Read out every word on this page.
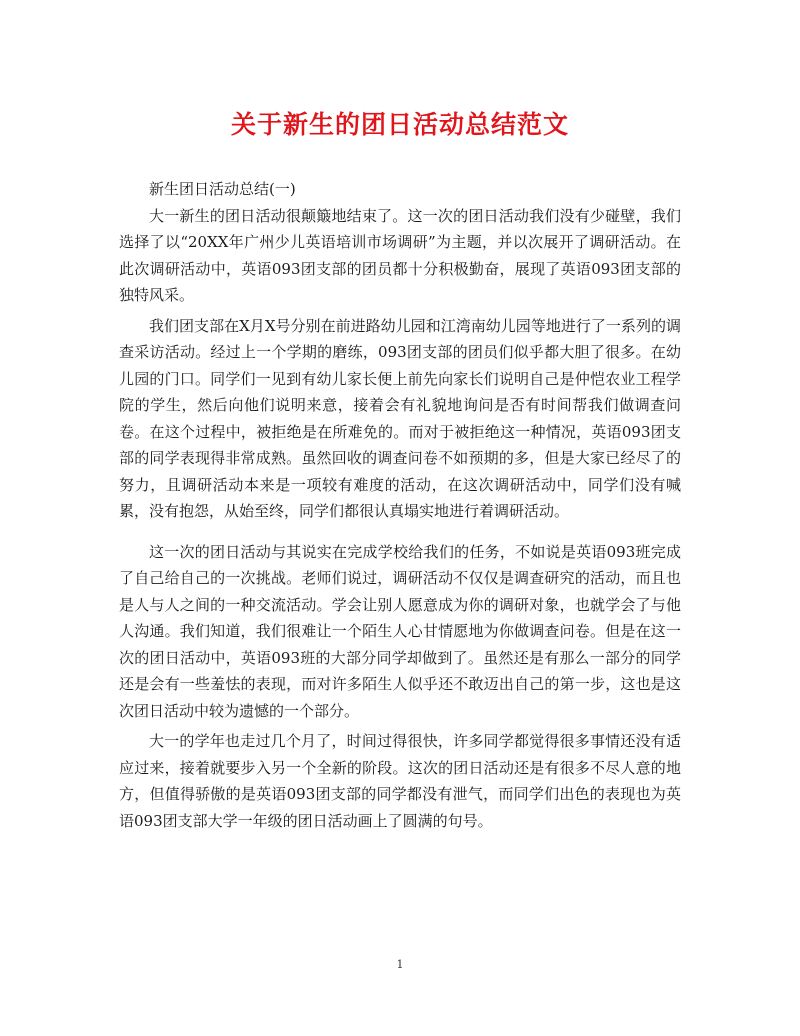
关于新生的团日活动总结范文

新生团日活动总结(一)

大一新生的团日活动很颠簸地结束了。这一次的团日活动我们没有少碰壁，我们选择了以“20XX年广州少儿英语培训市场调研”为主题，并以次展开了调研活动。在此次调研活动中，英语093团支部的团员都十分积极勤奋，展现了英语093团支部的独特风采。

我们团支部在X月X号分别在前进路幼儿园和江湾南幼儿园等地进行了一系列的调查采访活动。经过上一个学期的磨练，093团支部的团员们似乎都大胆了很多。在幼儿园的门口。同学们一见到有幼儿家长便上前先向家长们说明自己是仲恺农业工程学院的学生，然后向他们说明来意，接着会有礼貌地询问是否有时间帮我们做调查问卷。在这个过程中，被拒绝是在所难免的。而对于被拒绝这一种情况，英语093团支部的同学表现得非常成熟。虽然回收的调查问卷不如预期的多，但是大家已经尽了的努力，且调研活动本来是一项较有难度的活动，在这次调研活动中，同学们没有喊累，没有抱怨，从始至终，同学们都很认真塌实地进行着调研活动。

这一次的团日活动与其说实在完成学校给我们的任务，不如说是英语093班完成了自己给自己的一次挑战。老师们说过，调研活动不仅仅是调查研究的活动，而且也是人与人之间的一种交流活动。学会让别人愿意成为你的调研对象，也就学会了与他人沟通。我们知道，我们很难让一个陌生人心甘情愿地为你做调查问卷。但是在这一次的团日活动中，英语093班的大部分同学却做到了。虽然还是有那么一部分的同学还是会有一些羞怯的表现，而对许多陌生人似乎还不敢迈出自己的第一步，这也是这次团日活动中较为遗憾的一个部分。

大一的学年也走过几个月了，时间过得很快，许多同学都觉得很多事情还没有适应过来，接着就要步入另一个全新的阶段。这次的团日活动还是有很多不尽人意的地方，但值得骄傲的是英语093团支部的同学都没有泄气，而同学们出色的表现也为英语093团支部大学一年级的团日活动画上了圆满的句号。

1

+++++

▸ **Given task**: Omit every picture, then reproduce the rest of the listing exactly.

▸ **Full output**:
Read out every word on this page.
关于新生的团日活动总结范文

新生团日活动总结(一)

大一新生的团日活动很颠簸地结束了。这一次的团日活动我们没有少碰壁，我们选择了以“20XX年广州少儿英语培训市场调研”为主题，并以次展开了调研活动。在此次调研活动中，英语093团支部的团员都十分积极勤奋，展现了英语093团支部的独特风采。

我们团支部在X月X号分别在前进路幼儿园和江湾南幼儿园等地进行了一系列的调查采访活动。经过上一个学期的磨练，093团支部的团员们似乎都大胆了很多。在幼儿园的门口。同学们一见到有幼儿家长便上前先向家长们说明自己是仲恺农业工程学院的学生，然后向他们说明来意，接着会有礼貌地询问是否有时间帮我们做调查问卷。在这个过程中，被拒绝是在所难免的。而对于被拒绝这一种情况，英语093团支部的同学表现得非常成熟。虽然回收的调查问卷不如预期的多，但是大家已经尽了的努力，且调研活动本来是一项较有难度的活动，在这次调研活动中，同学们没有喊累，没有抱怨，从始至终，同学们都很认真塌实地进行着调研活动。

这一次的团日活动与其说实在完成学校给我们的任务，不如说是英语093班完成了自己给自己的一次挑战。老师们说过，调研活动不仅仅是调查研究的活动，而且也是人与人之间的一种交流活动。学会让别人愿意成为你的调研对象，也就学会了与他人沟通。我们知道，我们很难让一个陌生人心甘情愿地为你做调查问卷。但是在这一次的团日活动中，英语093班的大部分同学却做到了。虽然还是有那么一部分的同学还是会有一些羞怯的表现，而对许多陌生人似乎还不敢迈出自己的第一步，这也是这次团日活动中较为遗憾的一个部分。

大一的学年也走过几个月了，时间过得很快，许多同学都觉得很多事情还没有适应过来，接着就要步入另一个全新的阶段。这次的团日活动还是有很多不尽人意的地方，但值得骄傲的是英语093团支部的同学都没有泄气，而同学们出色的表现也为英语093团支部大学一年级的团日活动画上了圆满的句号。

1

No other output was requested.